**Set task**
Emit the data below verbatim, stripping out any pictures.

**Data records**
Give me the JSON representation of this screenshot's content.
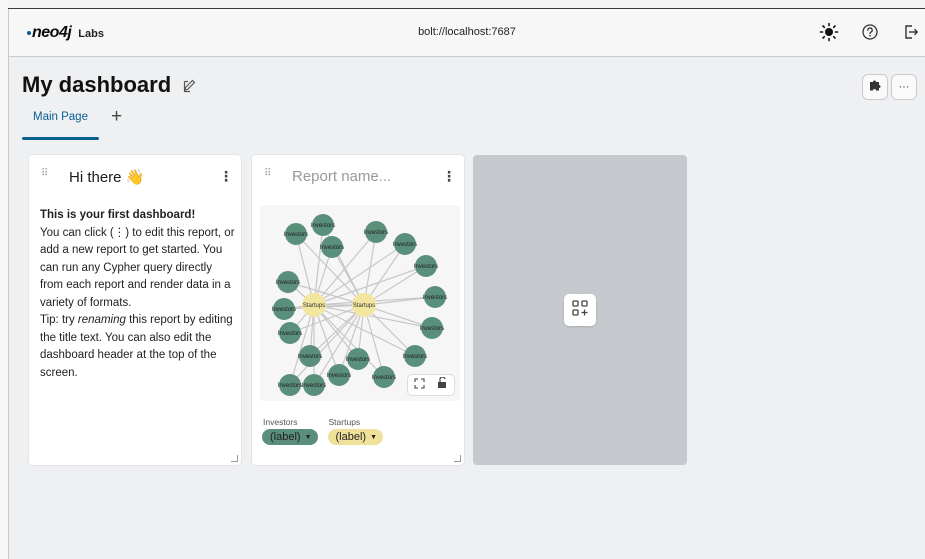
{
  "app": {
    "logo_word": "neo4j",
    "logo_suffix": "Labs",
    "connection": "bolt://localhost:7687"
  },
  "dashboard": {
    "title": "My dashboard",
    "tabs": [
      {
        "label": "Main Page",
        "active": true
      }
    ],
    "add_tab_symbol": "+"
  },
  "cards": [
    {
      "title": "Hi there 👋",
      "menu_symbol": "⋮",
      "heading": "This is your first dashboard!",
      "line1": "You can click (⋮) to edit this report, or add a new report to get started. You can run any Cypher query directly from each report and render data in a variety of formats.",
      "tip_prefix": "Tip: try ",
      "tip_emphasis": "renaming",
      "tip_suffix": " this report by editing the title text. You can also edit the dashboard header at the top of the screen."
    },
    {
      "title_placeholder": "Report name...",
      "menu_symbol": "⋮",
      "legend": [
        {
          "name": "Investors",
          "pill": "(label)",
          "color": "#5a8f7b"
        },
        {
          "name": "Startups",
          "pill": "(label)",
          "color": "#efe09a"
        }
      ],
      "node_labels": {
        "investor": "Investors",
        "startup": "Startups"
      }
    }
  ],
  "colors": {
    "accent": "#0a6190",
    "investor_node": "#5a8f7b",
    "startup_node": "#f2e6a0"
  },
  "icons": {
    "theme": "sun-icon",
    "help": "help-circle-icon",
    "logout": "logout-icon",
    "edit": "pencil-icon",
    "extensions": "puzzle-icon",
    "more": "more-horizontal-icon",
    "add_report": "add-report-icon"
  }
}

**Task result**
Give me the JSON representation of this screenshot's content.
{
  "app": {
    "logo_word": "neo4j",
    "logo_suffix": "Labs",
    "connection": "bolt://localhost:7687"
  },
  "dashboard": {
    "title": "My dashboard",
    "tabs": [
      {
        "label": "Main Page",
        "active": true
      }
    ],
    "add_tab_symbol": "+"
  },
  "cards": [
    {
      "title": "Hi there 👋",
      "menu_symbol": "⋮",
      "heading": "This is your first dashboard!",
      "line1": "You can click (⋮) to edit this report, or add a new report to get started. You can run any Cypher query directly from each report and render data in a variety of formats.",
      "tip_prefix": "Tip: try ",
      "tip_emphasis": "renaming",
      "tip_suffix": " this report by editing the title text. You can also edit the dashboard header at the top of the screen."
    },
    {
      "title_placeholder": "Report name...",
      "menu_symbol": "⋮",
      "legend": [
        {
          "name": "Investors",
          "pill": "(label)",
          "color": "#5a8f7b"
        },
        {
          "name": "Startups",
          "pill": "(label)",
          "color": "#efe09a"
        }
      ],
      "node_labels": {
        "investor": "Investors",
        "startup": "Startups"
      }
    }
  ],
  "colors": {
    "accent": "#0a6190",
    "investor_node": "#5a8f7b",
    "startup_node": "#f2e6a0"
  },
  "icons": {
    "theme": "sun-icon",
    "help": "help-circle-icon",
    "logout": "logout-icon",
    "edit": "pencil-icon",
    "extensions": "puzzle-icon",
    "more": "more-horizontal-icon",
    "add_report": "add-report-icon"
  }
}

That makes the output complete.